> 課題の説明
以下に示す歯周炎と全身の病気に関する文章の全文を、一字一句変えずに打ち直してください。

> 学習用テキスト
────────────────────────────────────────

前回は特殊な歯周炎、歯ブラシでは改善しない侵襲性歯周炎についてお話ししました。
今回は、歯周炎はお口だけの病気ではなく、体の病気にも影響が強いことをお話しします。
歯周炎は歯のまわりに増えた何億個の細菌が、炎症を起こす物質を出して腫れたり、出血したり、排膿したり、骨を溶かしたりすることは、以前お話ししましたのでお判りになっていただけたと思います。そして、これらの物質あるいは一部の細菌は、血管を通じて全身の器官に広がり、体の病気(1.肺炎 2.血管系の病気 3.心臓の病気 4.糖尿病 5.低体重児出産の原因)に関わっています。
これらの病気から体を守るためには、歯のまわりの何億という細菌を取り除くことが大切です。患者さんが出来る簡単な健康増進は歯ブラシ、つまりプラークコントロールで、お口の細菌を減らすことです。歯周炎が軽度の方は歯ブラシで細菌を減らせますが、歯周炎が進行している方は歯科医院でスケーリング・ルートプレーニングそしてPMTC、フラップ手術で歯石、バイオフィルムを除去して細菌を減らす必要があります。
歯科医院でのスケーリング・ルートプレーニング、そして一番大切な患者さんご自身による毎日の歯ブラシを一生懸命された方の中には、糖尿病の状態が良くなったという方も数多くいらっしゃいます。
毎日行う歯ブラシは勿論大切ですが、歯周炎傾向の方は、定期的にかかりつけの歯科医院で、スケーリング・ルートプレーニングそしてPMTCをしてもらい、毎日の歯ブラシでも取り残されてしまう歯石などのばい菌を取り除く事が大切ですね。特に体に前述の病気がある方は要注意です。次回は歯周炎等の体の病気についてもう少し詳しくお話しします。

────────────────────────────────────────

> データ抜粋
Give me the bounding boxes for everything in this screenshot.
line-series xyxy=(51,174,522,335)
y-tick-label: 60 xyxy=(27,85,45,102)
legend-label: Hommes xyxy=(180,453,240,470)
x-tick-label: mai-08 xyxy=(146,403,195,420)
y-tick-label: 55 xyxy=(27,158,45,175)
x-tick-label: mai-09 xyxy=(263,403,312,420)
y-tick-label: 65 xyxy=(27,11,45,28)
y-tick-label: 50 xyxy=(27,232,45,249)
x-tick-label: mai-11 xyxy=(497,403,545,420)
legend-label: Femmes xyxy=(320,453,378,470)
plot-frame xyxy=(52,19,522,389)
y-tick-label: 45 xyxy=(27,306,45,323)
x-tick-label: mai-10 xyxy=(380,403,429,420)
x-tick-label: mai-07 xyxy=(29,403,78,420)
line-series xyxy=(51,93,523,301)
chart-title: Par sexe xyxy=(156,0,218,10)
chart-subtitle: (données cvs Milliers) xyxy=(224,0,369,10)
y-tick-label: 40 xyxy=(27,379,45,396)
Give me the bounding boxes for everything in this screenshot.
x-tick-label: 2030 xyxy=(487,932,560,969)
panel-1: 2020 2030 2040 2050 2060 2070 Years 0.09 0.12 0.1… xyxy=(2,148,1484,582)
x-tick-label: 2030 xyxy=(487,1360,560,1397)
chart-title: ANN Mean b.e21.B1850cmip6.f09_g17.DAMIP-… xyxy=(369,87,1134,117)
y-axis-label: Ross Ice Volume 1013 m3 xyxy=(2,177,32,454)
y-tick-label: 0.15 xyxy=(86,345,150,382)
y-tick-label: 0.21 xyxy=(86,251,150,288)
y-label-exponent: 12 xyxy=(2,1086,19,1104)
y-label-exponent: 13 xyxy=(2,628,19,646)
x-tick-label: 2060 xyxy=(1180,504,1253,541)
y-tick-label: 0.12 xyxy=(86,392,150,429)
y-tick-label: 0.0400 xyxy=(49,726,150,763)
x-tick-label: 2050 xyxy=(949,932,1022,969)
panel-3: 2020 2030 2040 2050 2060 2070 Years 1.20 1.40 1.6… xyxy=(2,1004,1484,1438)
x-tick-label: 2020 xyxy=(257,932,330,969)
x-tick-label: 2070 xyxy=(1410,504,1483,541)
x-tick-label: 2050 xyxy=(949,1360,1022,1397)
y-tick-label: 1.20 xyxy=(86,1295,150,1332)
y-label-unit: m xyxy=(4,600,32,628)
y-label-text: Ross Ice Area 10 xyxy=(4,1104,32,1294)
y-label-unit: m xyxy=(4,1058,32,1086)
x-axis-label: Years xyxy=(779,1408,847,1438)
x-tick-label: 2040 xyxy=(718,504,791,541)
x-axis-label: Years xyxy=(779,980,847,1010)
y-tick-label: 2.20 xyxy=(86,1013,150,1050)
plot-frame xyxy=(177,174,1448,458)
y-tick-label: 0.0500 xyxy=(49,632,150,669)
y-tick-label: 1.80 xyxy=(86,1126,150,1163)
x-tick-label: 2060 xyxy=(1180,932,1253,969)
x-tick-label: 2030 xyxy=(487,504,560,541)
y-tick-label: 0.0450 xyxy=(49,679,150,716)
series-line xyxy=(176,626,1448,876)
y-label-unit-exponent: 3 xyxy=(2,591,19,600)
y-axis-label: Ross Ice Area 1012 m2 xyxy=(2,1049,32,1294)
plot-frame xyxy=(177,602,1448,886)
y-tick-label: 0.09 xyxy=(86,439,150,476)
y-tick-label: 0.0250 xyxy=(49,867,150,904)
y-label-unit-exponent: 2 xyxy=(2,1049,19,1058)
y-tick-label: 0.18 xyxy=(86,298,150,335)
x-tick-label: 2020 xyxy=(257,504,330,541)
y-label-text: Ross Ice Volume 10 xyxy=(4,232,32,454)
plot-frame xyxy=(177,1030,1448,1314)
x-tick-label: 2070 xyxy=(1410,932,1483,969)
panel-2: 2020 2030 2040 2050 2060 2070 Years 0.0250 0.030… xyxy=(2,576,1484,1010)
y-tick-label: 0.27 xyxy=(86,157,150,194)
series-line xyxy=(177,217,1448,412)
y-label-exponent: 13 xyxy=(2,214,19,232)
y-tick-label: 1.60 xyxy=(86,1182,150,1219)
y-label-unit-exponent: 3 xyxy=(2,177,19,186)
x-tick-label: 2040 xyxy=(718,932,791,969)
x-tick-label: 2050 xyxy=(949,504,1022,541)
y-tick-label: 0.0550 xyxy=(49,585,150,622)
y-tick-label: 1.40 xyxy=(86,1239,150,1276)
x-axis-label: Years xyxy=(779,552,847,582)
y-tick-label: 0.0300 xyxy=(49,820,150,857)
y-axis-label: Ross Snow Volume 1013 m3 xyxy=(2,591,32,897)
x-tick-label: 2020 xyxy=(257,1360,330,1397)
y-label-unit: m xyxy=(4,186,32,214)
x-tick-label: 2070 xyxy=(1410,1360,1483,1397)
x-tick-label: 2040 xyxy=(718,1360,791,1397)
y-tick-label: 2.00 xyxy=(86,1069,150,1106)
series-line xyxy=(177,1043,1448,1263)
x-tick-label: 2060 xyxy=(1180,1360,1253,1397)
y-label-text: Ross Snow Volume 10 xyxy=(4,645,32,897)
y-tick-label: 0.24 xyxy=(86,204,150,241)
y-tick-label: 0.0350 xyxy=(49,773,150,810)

────────────────────────────────────────

> 本課題の出力
前回は特殊な歯周炎、歯ブラシでは改善しない侵襲性歯周炎についてお話ししました。
今回は、歯周炎はお口だけの病気ではなく、体の病気にも影響が強いことをお話しします。
歯周炎は歯のまわりに増えた何億個の細菌が、炎症を起こす物質を出して腫れたり、出血したり、排膿したり、骨を溶かしたりすることは、以前お話ししましたのでお判りになっていただけたと思います。そして、これらの物質あるいは一部の細菌は、血管を通じて全身の器官に広がり、体の病気(1.肺炎 2.血管系の病気 3.心臓の病気 4.糖尿病 5.低体重児出産の原因)に関わっています。
これらの病気から体を守るためには、歯のまわりの何億という細菌を取り除くことが大切です。患者さんが出来る簡単な健康増進は歯ブラシ、つまりプラークコントロールで、お口の細菌を減らすことです。歯周炎が軽度の方は歯ブラシで細菌を減らせますが、歯周炎が進行している方は歯科医院でスケーリング・ルートプレーニングそしてPMTC、フラップ手術で歯石、バイオフィルムを除去して細菌を減らす必要があります。
歯科医院でのスケーリング・ルートプレーニング、そして一番大切な患者さんご自身による毎日の歯ブラシを一生懸命された方の中には、糖尿病の状態が良くなったという方も数多くいらっしゃいます。
毎日行う歯ブラシは勿論大切ですが、歯周炎傾向の方は、定期的にかかりつけの歯科医院で、スケーリング・ルートプレーニングそしてPMTCをしてもらい、毎日の歯ブラシでも取り残されてしまう歯石などのばい菌を取り除く事が大切ですね。特に体に前述の病気がある方は要注意です。次回は歯周炎等の体の病気についてもう少し詳しくお話しします。